=== Your task ===
Provide an exact reproduction of every entry.

=== Materials provided ===
* begin *
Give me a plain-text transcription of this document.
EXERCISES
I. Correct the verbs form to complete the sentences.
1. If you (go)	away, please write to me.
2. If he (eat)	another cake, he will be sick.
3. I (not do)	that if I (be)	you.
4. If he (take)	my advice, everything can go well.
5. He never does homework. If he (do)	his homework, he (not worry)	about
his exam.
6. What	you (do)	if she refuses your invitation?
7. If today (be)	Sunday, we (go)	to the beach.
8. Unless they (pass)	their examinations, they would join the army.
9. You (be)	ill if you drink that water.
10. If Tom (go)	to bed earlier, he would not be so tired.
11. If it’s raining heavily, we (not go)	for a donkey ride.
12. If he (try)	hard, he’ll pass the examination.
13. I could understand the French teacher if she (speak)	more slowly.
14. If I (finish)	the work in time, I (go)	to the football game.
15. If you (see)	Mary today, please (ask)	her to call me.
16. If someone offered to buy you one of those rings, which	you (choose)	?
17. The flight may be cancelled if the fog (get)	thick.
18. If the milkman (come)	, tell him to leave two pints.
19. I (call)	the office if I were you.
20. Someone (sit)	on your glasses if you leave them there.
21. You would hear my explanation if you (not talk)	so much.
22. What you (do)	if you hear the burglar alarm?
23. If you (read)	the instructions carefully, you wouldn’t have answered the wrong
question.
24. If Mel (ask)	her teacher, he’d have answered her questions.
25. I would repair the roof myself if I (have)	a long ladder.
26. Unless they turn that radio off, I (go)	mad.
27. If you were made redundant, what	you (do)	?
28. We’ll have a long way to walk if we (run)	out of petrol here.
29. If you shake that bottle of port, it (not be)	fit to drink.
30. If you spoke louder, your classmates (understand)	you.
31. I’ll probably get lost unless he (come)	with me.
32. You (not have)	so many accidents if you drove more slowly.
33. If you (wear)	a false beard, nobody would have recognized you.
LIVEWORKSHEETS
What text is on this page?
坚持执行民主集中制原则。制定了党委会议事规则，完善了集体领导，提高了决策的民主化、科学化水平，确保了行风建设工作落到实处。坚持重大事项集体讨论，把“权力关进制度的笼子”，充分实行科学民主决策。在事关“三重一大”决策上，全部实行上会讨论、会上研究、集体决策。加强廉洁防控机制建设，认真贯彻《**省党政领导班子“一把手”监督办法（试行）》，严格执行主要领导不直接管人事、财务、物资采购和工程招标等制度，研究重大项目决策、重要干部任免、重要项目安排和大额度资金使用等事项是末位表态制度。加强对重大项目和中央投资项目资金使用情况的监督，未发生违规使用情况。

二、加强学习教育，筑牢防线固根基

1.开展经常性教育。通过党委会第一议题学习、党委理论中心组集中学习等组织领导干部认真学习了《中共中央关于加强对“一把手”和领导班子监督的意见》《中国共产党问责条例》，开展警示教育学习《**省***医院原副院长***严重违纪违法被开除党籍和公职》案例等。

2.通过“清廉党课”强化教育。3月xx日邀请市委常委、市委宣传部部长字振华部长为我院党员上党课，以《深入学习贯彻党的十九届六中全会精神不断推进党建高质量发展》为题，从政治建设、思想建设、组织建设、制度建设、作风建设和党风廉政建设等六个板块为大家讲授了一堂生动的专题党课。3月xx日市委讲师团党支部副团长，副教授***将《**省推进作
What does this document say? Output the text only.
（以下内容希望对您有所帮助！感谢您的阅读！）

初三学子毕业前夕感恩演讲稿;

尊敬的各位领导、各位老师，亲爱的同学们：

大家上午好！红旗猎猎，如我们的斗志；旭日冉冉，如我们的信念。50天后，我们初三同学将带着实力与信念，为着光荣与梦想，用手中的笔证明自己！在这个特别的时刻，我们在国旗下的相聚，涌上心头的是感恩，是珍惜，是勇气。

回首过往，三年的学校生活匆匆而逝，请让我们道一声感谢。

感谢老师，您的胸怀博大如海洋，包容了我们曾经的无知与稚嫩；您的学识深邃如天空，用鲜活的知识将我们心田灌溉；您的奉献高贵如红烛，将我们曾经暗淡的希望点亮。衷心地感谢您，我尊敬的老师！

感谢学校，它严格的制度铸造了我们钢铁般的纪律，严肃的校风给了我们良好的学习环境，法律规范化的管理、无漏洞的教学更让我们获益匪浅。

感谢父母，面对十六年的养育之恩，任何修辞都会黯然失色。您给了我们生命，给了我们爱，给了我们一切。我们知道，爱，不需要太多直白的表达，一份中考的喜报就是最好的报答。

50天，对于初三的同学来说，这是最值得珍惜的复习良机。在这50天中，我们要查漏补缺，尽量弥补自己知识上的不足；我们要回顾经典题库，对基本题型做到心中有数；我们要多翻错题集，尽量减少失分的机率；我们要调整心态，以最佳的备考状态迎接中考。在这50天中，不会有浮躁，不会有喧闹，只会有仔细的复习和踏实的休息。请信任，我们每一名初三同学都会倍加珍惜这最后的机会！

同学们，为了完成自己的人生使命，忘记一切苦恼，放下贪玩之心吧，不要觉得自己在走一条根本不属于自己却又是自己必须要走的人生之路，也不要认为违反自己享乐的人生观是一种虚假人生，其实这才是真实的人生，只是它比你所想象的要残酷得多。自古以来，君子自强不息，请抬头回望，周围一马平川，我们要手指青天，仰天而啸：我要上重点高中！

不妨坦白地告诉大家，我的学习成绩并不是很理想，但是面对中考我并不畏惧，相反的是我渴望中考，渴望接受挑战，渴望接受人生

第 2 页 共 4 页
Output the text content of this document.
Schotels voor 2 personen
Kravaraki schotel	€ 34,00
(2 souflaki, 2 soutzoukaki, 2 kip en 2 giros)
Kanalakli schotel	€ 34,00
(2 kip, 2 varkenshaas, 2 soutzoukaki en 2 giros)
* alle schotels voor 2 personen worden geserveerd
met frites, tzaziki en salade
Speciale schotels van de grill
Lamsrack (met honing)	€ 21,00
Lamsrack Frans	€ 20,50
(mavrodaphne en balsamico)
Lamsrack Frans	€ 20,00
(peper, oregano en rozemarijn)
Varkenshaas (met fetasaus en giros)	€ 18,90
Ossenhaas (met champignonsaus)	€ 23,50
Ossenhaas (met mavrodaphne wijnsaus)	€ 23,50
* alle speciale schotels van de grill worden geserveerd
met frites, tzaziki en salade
* end *
=== Correct response ===
Give me a plain-text transcription of this document.
EXERCISES
I. Correct the verbs form to complete the sentences.
1. If you (go)	away, please write to me.
2. If he (eat)	another cake, he will be sick.
3. I (not do)	that if I (be)	you.
4. If he (take)	my advice, everything can go well.
5. He never does homework. If he (do)	his homework, he (not worry)	about
his exam.
6. What	you (do)	if she refuses your invitation?
7. If today (be)	Sunday, we (go)	to the beach.
8. Unless they (pass)	their examinations, they would join the army.
9. You (be)	ill if you drink that water.
10. If Tom (go)	to bed earlier, he would not be so tired.
11. If it’s raining heavily, we (not go)	for a donkey ride.
12. If he (try)	hard, he’ll pass the examination.
13. I could understand the French teacher if she (speak)	more slowly.
14. If I (finish)	the work in time, I (go)	to the football game.
15. If you (see)	Mary today, please (ask)	her to call me.
16. If someone offered to buy you one of those rings, which	you (choose)	?
17. The flight may be cancelled if the fog (get)	thick.
18. If the milkman (come)	, tell him to leave two pints.
19. I (call)	the office if I were you.
20. Someone (sit)	on your glasses if you leave them there.
21. You would hear my explanation if you (not talk)	so much.
22. What you (do)	if you hear the burglar alarm?
23. If you (read)	the instructions carefully, you wouldn’t have answered the wrong
question.
24. If Mel (ask)	her teacher, he’d have answered her questions.
25. I would repair the roof myself if I (have)	a long ladder.
26. Unless they turn that radio off, I (go)	mad.
27. If you were made redundant, what	you (do)	?
28. We’ll have a long way to walk if we (run)	out of petrol here.
29. If you shake that bottle of port, it (not be)	fit to drink.
30. If you spoke louder, your classmates (understand)	you.
31. I’ll probably get lost unless he (come)	with me.
32. You (not have)	so many accidents if you drove more slowly.
33. If you (wear)	a false beard, nobody would have recognized you.
LIVEWORKSHEETS
What text is on this page?
坚持执行民主集中制原则。制定了党委会议事规则，完善了集体领导，提高了决策的民主化、科学化水平，确保了行风建设工作落到实处。坚持重大事项集体讨论，把“权力关进制度的笼子”，充分实行科学民主决策。在事关“三重一大”决策上，全部实行上会讨论、会上研究、集体决策。加强廉洁防控机制建设，认真贯彻《**省党政领导班子“一把手”监督办法（试行）》，严格执行主要领导不直接管人事、财务、物资采购和工程招标等制度，研究重大项目决策、重要干部任免、重要项目安排和大额度资金使用等事项是末位表态制度。加强对重大项目和中央投资项目资金使用情况的监督，未发生违规使用情况。

二、加强学习教育，筑牢防线固根基

1.开展经常性教育。通过党委会第一议题学习、党委理论中心组集中学习等组织领导干部认真学习了《中共中央关于加强对“一把手”和领导班子监督的意见》《中国共产党问责条例》，开展警示教育学习《**省***医院原副院长***严重违纪违法被开除党籍和公职》案例等。

2.通过“清廉党课”强化教育。3月xx日邀请市委常委、市委宣传部部长字振华部长为我院党员上党课，以《深入学习贯彻党的十九届六中全会精神不断推进党建高质量发展》为题，从政治建设、思想建设、组织建设、制度建设、作风建设和党风廉政建设等六个板块为大家讲授了一堂生动的专题党课。3月xx日市委讲师团党支部副团长，副教授***将《**省推进作
What does this document say? Output the text only.
（以下内容希望对您有所帮助！感谢您的阅读！）

初三学子毕业前夕感恩演讲稿;

尊敬的各位领导、各位老师，亲爱的同学们：

大家上午好！红旗猎猎，如我们的斗志；旭日冉冉，如我们的信念。50天后，我们初三同学将带着实力与信念，为着光荣与梦想，用手中的笔证明自己！在这个特别的时刻，我们在国旗下的相聚，涌上心头的是感恩，是珍惜，是勇气。

回首过往，三年的学校生活匆匆而逝，请让我们道一声感谢。

感谢老师，您的胸怀博大如海洋，包容了我们曾经的无知与稚嫩；您的学识深邃如天空，用鲜活的知识将我们心田灌溉；您的奉献高贵如红烛，将我们曾经暗淡的希望点亮。衷心地感谢您，我尊敬的老师！

感谢学校，它严格的制度铸造了我们钢铁般的纪律，严肃的校风给了我们良好的学习环境，法律规范化的管理、无漏洞的教学更让我们获益匪浅。

感谢父母，面对十六年的养育之恩，任何修辞都会黯然失色。您给了我们生命，给了我们爱，给了我们一切。我们知道，爱，不需要太多直白的表达，一份中考的喜报就是最好的报答。

50天，对于初三的同学来说，这是最值得珍惜的复习良机。在这50天中，我们要查漏补缺，尽量弥补自己知识上的不足；我们要回顾经典题库，对基本题型做到心中有数；我们要多翻错题集，尽量减少失分的机率；我们要调整心态，以最佳的备考状态迎接中考。在这50天中，不会有浮躁，不会有喧闹，只会有仔细的复习和踏实的休息。请信任，我们每一名初三同学都会倍加珍惜这最后的机会！

同学们，为了完成自己的人生使命，忘记一切苦恼，放下贪玩之心吧，不要觉得自己在走一条根本不属于自己却又是自己必须要走的人生之路，也不要认为违反自己享乐的人生观是一种虚假人生，其实这才是真实的人生，只是它比你所想象的要残酷得多。自古以来，君子自强不息，请抬头回望，周围一马平川，我们要手指青天，仰天而啸：我要上重点高中！

不妨坦白地告诉大家，我的学习成绩并不是很理想，但是面对中考我并不畏惧，相反的是我渴望中考，渴望接受挑战，渴望接受人生

第 2 页 共 4 页
Output the text content of this document.
Schotels voor 2 personen
Kravaraki schotel	€ 34,00
(2 souflaki, 2 soutzoukaki, 2 kip en 2 giros)
Kanalakli schotel	€ 34,00
(2 kip, 2 varkenshaas, 2 soutzoukaki en 2 giros)
* alle schotels voor 2 personen worden geserveerd
met frites, tzaziki en salade
Speciale schotels van de grill
Lamsrack (met honing)	€ 21,00
Lamsrack Frans	€ 20,50
(mavrodaphne en balsamico)
Lamsrack Frans	€ 20,00
(peper, oregano en rozemarijn)
Varkenshaas (met fetasaus en giros)	€ 18,90
Ossenhaas (met champignonsaus)	€ 23,50
Ossenhaas (met mavrodaphne wijnsaus)	€ 23,50
* alle speciale schotels van de grill worden geserveerd
met frites, tzaziki en salade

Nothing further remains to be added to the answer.